» Data shown
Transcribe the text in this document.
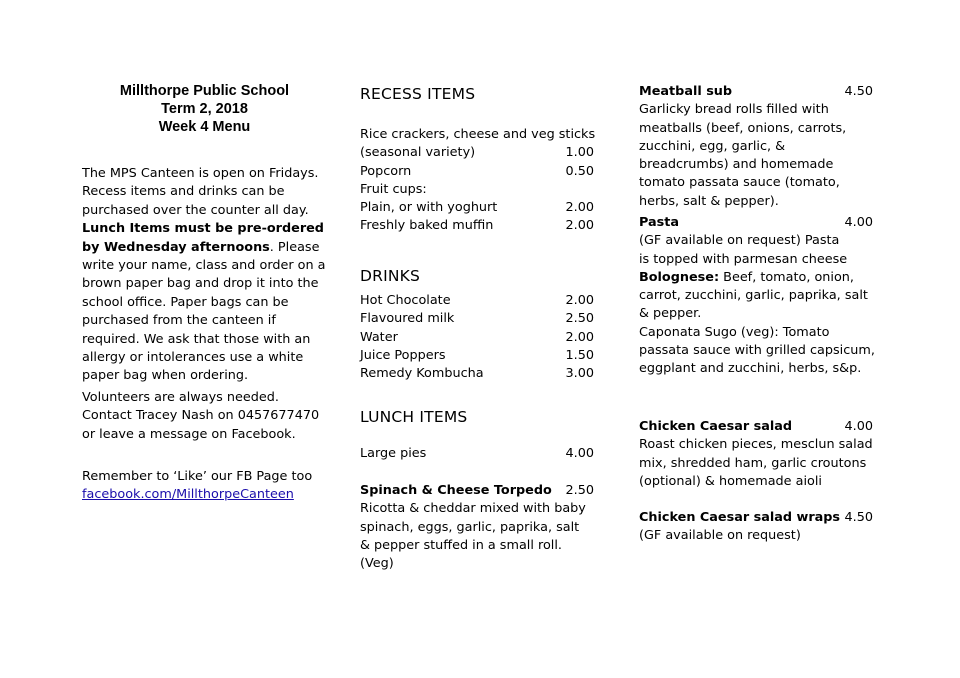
Millthorpe Public School
Term 2, 2018
Week 4 Menu
The MPS Canteen is open on Fridays. Recess items and drinks can be purchased over the counter all day. Lunch Items must be pre-ordered by Wednesday afternoons. Please write your name, class and order on a brown paper bag and drop it into the school office. Paper bags can be purchased from the canteen if required. We ask that those with an allergy or intolerances use a white paper bag when ordering.
Volunteers are always needed. Contact Tracey Nash on 0457677470 or leave a message on Facebook.
Remember to ‘Like’ our FB Page too
facebook.com/MillthorpeCanteen
RECESS ITEMS
Rice crackers, cheese and veg sticks
(seasonal variety)	1.00
Popcorn	0.50
Fruit cups:
Plain, or with yoghurt	2.00
Freshly baked muffin	2.00
DRINKS
Hot Chocolate	2.00
Flavoured milk	2.50
Water	2.00
Juice Poppers	1.50
Remedy Kombucha	3.00
LUNCH ITEMS
Large pies	4.00
Spinach & Cheese Torpedo 2.50
Ricotta & cheddar mixed with baby spinach, eggs, garlic, paprika, salt & pepper stuffed in a small roll. (Veg)
Meatball sub	4.50
Garlicky bread rolls filled with meatballs (beef, onions, carrots, zucchini, egg, garlic, & breadcrumbs) and homemade tomato passata sauce (tomato, herbs, salt & pepper).
Pasta	4.00
(GF available on request) Pasta is topped with parmesan cheese
Bolognese: Beef, tomato, onion, carrot, zucchini, garlic, paprika, salt & pepper.
Caponata Sugo (veg): Tomato passata sauce with grilled capsicum, eggplant and zucchini, herbs, s&p.
Chicken Caesar salad	4.00
Roast chicken pieces, mesclun salad mix, shredded ham, garlic croutons (optional) & homemade aioli
Chicken Caesar salad wraps 4.50
(GF available on request)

» Task brief
All of the material above is to be copied exactly, except for its images.

» The solution
Transcribe the text in this document.
Millthorpe Public School
Term 2, 2018
Week 4 Menu
The MPS Canteen is open on Fridays. Recess items and drinks can be purchased over the counter all day. Lunch Items must be pre-ordered by Wednesday afternoons. Please write your name, class and order on a brown paper bag and drop it into the school office. Paper bags can be purchased from the canteen if required. We ask that those with an allergy or intolerances use a white paper bag when ordering.
Volunteers are always needed. Contact Tracey Nash on 0457677470 or leave a message on Facebook.
Remember to ‘Like’ our FB Page too
facebook.com/MillthorpeCanteen
RECESS ITEMS
Rice crackers, cheese and veg sticks
(seasonal variety)	1.00
Popcorn	0.50
Fruit cups:
Plain, or with yoghurt	2.00
Freshly baked muffin	2.00
DRINKS
Hot Chocolate	2.00
Flavoured milk	2.50
Water	2.00
Juice Poppers	1.50
Remedy Kombucha	3.00
LUNCH ITEMS
Large pies	4.00
Spinach & Cheese Torpedo 2.50
Ricotta & cheddar mixed with baby spinach, eggs, garlic, paprika, salt & pepper stuffed in a small roll. (Veg)
Meatball sub	4.50
Garlicky bread rolls filled with meatballs (beef, onions, carrots, zucchini, egg, garlic, & breadcrumbs) and homemade tomato passata sauce (tomato, herbs, salt & pepper).
Pasta	4.00
(GF available on request) Pasta is topped with parmesan cheese
Bolognese: Beef, tomato, onion, carrot, zucchini, garlic, paprika, salt & pepper.
Caponata Sugo (veg): Tomato passata sauce with grilled capsicum, eggplant and zucchini, herbs, s&p.
Chicken Caesar salad	4.00
Roast chicken pieces, mesclun salad mix, shredded ham, garlic croutons (optional) & homemade aioli
Chicken Caesar salad wraps 4.50
(GF available on request)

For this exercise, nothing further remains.